• [EXERCISE BRIEF] Show all lines of the listing that hold the word "Here".

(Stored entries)
-------------------------

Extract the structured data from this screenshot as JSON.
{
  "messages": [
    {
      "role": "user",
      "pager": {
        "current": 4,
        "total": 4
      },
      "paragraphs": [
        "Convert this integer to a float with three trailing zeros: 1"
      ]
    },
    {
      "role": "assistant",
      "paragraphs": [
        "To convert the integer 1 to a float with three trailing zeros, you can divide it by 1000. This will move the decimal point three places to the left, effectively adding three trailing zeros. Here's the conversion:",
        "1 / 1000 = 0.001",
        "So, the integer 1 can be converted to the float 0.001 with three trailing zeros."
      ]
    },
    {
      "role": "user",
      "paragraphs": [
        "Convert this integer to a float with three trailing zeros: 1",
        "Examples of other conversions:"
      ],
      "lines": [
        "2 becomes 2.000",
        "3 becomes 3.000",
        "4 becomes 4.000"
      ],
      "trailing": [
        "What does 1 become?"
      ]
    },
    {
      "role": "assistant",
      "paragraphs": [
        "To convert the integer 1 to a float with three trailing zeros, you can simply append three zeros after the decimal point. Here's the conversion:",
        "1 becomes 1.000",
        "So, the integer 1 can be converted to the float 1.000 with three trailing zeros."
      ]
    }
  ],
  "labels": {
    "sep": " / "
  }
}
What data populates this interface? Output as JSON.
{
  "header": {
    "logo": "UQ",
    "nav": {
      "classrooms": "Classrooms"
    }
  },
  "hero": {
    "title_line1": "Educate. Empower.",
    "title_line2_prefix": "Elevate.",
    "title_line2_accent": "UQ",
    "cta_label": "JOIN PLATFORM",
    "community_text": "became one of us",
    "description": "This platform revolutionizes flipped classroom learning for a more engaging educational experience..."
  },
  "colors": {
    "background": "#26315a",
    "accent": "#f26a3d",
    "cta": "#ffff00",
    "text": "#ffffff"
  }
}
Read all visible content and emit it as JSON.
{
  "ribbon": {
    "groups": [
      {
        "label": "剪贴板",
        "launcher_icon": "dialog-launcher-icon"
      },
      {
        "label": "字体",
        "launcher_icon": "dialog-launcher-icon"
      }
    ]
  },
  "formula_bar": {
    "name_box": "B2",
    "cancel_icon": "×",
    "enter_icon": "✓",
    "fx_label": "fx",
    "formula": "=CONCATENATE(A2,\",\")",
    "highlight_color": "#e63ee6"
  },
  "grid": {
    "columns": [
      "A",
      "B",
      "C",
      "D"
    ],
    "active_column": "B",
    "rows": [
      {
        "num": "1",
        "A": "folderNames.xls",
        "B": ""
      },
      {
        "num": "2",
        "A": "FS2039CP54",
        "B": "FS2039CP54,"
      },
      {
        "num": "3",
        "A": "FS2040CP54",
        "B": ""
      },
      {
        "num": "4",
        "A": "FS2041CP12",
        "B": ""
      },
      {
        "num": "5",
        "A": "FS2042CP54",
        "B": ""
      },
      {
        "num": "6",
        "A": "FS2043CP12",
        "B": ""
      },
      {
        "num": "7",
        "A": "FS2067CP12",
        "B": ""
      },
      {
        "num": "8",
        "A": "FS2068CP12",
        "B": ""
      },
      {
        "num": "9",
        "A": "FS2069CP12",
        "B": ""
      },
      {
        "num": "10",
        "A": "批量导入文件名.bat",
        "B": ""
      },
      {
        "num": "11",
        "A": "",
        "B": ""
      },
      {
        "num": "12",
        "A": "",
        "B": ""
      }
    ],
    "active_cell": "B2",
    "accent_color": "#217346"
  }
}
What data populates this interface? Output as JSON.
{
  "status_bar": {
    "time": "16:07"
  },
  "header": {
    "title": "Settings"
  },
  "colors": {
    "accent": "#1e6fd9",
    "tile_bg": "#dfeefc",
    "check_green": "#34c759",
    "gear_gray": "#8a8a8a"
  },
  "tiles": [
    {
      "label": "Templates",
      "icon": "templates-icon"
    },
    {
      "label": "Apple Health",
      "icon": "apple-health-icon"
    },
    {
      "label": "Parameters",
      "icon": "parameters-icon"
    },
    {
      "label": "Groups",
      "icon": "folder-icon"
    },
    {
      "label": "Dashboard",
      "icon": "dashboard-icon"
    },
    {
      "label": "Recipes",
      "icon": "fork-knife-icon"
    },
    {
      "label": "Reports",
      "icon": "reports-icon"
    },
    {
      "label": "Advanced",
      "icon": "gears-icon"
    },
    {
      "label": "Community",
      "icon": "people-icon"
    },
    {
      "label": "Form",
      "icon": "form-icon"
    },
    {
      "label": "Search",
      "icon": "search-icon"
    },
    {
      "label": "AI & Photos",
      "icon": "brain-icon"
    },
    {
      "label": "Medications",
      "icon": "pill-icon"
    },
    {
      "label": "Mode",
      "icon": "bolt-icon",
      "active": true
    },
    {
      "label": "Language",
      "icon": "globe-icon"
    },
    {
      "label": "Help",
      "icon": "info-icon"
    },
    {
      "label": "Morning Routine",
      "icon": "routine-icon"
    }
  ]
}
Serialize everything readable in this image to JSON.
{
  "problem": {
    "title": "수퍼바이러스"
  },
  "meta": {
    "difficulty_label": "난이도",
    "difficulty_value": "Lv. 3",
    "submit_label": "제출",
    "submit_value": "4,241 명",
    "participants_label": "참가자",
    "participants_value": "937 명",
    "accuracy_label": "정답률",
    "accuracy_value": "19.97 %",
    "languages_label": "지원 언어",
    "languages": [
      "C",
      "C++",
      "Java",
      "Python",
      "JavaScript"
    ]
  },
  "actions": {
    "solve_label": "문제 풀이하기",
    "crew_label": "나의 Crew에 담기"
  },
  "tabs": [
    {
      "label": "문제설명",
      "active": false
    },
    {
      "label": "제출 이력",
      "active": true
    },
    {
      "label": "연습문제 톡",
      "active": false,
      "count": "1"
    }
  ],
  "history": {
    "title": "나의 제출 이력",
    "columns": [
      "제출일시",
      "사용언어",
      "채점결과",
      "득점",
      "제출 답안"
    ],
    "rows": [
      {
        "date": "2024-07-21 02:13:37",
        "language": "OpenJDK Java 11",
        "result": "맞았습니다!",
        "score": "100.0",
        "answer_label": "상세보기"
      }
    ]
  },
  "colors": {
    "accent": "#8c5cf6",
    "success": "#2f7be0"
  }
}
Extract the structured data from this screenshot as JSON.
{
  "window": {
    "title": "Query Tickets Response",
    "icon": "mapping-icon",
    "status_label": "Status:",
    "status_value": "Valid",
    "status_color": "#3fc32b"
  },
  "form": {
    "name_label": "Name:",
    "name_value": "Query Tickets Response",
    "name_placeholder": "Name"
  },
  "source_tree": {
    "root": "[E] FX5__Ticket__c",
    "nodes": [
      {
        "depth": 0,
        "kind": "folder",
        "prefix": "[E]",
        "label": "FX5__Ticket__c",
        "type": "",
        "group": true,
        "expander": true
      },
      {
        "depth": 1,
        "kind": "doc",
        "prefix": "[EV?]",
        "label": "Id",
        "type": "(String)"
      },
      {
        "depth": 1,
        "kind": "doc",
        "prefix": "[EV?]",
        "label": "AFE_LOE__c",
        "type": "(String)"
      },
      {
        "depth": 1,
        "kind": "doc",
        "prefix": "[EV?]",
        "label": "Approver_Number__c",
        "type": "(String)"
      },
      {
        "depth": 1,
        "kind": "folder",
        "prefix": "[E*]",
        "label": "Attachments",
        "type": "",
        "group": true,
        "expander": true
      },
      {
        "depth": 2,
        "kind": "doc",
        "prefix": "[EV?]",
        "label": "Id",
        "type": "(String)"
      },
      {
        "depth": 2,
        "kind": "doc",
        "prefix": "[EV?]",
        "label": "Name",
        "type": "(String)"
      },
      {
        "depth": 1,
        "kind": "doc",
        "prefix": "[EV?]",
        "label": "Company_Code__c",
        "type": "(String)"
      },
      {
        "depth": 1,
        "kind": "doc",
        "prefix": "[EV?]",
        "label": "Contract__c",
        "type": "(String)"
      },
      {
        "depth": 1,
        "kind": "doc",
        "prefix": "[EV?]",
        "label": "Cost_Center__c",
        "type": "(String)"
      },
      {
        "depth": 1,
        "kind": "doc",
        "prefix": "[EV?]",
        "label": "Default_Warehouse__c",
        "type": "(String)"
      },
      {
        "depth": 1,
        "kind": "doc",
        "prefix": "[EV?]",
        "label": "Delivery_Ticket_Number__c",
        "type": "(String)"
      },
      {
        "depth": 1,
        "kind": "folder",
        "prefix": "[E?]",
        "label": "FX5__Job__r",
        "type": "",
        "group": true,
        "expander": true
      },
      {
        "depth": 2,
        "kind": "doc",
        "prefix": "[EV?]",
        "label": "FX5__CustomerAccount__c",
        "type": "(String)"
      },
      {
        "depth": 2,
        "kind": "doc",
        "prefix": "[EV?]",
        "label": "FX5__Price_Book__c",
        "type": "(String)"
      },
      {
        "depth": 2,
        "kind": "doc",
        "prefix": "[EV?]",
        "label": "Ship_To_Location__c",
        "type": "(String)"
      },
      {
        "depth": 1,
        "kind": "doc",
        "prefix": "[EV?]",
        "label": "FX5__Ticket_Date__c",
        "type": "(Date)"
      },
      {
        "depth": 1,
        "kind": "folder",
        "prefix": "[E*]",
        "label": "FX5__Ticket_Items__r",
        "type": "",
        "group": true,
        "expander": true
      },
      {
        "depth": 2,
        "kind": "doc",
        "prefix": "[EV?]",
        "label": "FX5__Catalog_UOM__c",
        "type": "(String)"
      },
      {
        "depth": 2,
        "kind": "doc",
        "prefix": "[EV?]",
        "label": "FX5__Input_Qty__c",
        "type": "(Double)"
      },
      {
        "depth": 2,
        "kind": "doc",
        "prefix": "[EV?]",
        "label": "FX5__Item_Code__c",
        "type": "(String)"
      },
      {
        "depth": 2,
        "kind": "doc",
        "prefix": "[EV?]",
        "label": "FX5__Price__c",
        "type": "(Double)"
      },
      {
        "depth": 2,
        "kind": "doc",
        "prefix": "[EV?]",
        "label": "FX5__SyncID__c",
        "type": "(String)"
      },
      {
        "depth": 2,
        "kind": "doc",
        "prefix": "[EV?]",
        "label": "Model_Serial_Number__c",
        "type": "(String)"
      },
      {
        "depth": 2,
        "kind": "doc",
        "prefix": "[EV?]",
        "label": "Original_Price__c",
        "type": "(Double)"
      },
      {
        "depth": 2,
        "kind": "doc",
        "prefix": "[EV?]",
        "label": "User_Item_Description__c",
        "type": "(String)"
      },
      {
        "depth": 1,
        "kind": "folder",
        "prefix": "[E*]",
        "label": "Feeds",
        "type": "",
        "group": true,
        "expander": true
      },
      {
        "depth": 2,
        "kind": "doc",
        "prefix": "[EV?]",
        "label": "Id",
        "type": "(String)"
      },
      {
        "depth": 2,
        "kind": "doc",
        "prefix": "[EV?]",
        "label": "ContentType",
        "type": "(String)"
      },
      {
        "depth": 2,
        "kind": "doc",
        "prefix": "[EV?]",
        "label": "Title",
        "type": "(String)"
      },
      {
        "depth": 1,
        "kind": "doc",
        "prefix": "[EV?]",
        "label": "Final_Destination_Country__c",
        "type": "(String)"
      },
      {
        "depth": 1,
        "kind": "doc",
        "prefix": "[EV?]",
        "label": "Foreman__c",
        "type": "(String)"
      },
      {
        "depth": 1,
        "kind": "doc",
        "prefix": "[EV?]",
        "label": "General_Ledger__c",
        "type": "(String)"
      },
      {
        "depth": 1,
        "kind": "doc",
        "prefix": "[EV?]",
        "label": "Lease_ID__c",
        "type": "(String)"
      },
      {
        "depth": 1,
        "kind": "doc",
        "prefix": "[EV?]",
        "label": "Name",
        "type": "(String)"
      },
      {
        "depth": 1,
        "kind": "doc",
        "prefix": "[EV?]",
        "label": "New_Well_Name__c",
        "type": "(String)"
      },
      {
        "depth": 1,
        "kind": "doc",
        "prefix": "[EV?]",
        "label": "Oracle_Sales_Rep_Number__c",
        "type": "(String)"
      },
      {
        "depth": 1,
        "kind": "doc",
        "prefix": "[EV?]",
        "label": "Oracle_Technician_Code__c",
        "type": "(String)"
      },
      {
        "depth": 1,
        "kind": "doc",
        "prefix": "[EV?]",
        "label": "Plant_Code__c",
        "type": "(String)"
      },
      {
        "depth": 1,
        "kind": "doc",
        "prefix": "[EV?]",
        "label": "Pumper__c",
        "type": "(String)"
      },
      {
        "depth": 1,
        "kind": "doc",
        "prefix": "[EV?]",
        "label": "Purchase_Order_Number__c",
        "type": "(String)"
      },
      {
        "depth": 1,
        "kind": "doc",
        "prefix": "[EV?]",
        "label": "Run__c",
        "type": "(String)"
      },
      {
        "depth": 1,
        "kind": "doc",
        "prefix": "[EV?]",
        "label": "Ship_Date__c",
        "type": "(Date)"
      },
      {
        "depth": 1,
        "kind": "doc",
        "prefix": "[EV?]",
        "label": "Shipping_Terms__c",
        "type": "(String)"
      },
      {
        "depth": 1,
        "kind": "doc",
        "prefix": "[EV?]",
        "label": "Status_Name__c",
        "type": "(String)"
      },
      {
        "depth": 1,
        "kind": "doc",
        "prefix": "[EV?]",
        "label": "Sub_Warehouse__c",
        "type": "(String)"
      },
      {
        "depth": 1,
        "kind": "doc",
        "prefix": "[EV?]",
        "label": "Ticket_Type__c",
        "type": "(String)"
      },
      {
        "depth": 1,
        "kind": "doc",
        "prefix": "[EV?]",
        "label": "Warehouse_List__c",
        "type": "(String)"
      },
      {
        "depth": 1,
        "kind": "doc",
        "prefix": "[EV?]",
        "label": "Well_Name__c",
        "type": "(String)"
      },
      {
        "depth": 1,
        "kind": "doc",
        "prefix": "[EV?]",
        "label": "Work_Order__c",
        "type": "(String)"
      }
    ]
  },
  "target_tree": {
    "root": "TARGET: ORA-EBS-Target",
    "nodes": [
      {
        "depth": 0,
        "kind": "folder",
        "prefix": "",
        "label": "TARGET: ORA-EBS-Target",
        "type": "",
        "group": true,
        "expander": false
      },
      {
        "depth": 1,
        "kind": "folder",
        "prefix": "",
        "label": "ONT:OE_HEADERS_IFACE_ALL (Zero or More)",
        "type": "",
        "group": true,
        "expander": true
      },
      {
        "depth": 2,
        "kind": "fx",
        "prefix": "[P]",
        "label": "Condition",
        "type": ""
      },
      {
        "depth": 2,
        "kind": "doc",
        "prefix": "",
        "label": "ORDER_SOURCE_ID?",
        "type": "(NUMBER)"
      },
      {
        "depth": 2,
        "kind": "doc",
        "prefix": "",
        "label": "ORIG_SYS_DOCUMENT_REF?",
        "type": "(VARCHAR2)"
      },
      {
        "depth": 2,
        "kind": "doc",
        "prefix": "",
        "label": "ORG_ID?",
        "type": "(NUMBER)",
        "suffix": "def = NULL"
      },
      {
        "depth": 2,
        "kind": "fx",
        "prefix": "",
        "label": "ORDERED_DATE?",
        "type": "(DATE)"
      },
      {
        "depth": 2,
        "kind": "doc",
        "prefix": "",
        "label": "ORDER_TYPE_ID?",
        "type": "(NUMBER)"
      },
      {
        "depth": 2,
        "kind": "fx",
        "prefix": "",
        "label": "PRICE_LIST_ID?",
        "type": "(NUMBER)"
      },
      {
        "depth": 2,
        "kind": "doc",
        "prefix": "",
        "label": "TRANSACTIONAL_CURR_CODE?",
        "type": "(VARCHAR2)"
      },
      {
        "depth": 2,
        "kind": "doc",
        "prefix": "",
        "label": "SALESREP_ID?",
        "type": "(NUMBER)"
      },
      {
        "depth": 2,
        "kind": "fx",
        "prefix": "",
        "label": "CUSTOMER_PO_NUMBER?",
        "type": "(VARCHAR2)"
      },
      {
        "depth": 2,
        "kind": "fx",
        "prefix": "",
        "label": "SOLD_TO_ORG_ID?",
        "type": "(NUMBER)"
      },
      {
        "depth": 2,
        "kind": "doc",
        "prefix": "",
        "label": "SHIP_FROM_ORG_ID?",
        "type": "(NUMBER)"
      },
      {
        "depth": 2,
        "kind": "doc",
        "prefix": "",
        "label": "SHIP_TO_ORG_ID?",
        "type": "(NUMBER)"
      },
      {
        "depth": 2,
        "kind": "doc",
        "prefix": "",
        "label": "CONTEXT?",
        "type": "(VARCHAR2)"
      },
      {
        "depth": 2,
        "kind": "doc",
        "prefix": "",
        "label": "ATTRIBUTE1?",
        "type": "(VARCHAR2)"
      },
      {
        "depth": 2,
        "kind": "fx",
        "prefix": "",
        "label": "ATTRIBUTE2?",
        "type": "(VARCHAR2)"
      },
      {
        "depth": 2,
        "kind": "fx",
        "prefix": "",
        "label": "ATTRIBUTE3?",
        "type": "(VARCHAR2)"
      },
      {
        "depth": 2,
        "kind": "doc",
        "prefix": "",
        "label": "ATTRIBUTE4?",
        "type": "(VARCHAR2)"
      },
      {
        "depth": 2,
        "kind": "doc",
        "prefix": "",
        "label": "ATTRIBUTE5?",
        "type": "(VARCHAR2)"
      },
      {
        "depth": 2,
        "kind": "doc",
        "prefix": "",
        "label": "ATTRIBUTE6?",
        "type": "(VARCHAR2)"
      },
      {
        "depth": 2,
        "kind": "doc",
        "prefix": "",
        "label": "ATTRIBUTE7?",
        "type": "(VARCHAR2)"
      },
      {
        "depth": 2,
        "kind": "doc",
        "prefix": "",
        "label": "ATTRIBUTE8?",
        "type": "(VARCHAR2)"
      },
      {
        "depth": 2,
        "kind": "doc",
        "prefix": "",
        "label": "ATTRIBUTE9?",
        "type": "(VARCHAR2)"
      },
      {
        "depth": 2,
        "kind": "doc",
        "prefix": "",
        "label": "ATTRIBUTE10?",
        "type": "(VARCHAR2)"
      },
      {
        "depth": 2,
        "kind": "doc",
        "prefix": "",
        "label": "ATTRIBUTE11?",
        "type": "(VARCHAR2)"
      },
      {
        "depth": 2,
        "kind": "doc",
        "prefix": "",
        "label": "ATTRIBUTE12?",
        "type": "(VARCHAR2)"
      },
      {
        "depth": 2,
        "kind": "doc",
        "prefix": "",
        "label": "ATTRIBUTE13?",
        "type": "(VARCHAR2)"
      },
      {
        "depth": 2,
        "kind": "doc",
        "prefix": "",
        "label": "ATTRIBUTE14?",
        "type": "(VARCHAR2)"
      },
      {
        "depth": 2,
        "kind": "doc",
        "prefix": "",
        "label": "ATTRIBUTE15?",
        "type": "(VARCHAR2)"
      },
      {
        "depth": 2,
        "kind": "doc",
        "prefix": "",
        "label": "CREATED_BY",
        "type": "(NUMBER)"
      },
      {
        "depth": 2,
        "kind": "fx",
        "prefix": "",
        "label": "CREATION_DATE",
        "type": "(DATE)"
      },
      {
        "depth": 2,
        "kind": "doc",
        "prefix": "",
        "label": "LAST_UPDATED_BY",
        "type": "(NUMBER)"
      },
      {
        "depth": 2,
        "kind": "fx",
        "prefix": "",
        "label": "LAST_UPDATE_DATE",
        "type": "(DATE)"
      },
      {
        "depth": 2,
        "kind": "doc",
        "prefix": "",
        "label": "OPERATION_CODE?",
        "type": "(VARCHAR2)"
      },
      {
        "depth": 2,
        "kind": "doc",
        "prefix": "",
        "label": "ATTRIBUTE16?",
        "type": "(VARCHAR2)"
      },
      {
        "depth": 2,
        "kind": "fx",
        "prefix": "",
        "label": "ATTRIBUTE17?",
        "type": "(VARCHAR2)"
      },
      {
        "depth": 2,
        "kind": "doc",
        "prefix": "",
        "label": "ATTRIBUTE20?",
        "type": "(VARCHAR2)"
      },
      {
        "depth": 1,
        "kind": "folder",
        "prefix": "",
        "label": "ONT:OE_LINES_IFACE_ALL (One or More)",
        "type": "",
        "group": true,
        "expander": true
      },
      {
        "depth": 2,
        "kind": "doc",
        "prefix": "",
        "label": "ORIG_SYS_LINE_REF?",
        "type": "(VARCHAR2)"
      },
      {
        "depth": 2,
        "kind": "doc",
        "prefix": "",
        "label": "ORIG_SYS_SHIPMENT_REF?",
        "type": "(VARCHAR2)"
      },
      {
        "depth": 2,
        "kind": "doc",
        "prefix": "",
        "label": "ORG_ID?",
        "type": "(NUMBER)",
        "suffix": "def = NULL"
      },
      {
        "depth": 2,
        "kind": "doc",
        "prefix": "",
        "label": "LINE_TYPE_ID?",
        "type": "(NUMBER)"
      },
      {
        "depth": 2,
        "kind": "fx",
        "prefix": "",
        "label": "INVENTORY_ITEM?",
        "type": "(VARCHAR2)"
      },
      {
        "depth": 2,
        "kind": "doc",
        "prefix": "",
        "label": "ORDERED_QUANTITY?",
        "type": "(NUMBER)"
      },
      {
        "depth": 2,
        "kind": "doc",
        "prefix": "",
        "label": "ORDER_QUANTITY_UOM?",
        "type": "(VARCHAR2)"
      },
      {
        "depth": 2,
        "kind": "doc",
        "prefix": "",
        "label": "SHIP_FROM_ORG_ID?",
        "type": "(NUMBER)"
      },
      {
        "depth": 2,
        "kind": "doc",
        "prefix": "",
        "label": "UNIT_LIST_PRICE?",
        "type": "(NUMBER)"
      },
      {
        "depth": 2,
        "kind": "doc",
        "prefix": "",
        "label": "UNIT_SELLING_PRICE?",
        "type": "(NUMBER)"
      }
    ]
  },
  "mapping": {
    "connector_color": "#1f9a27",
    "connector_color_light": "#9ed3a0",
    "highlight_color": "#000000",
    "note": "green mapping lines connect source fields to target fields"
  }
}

-------------------------

• [FULL ANSWER]
        "To convert the integer 1 to a float with three trailing zeros, you can divide it by 1000. This will move the decimal point three places to the left, effectively adding three trailing zeros. Here's the conversion:",
        "To convert the integer 1 to a float with three trailing zeros, you can simply append three zeros after the decimal point. Here's the conversion:",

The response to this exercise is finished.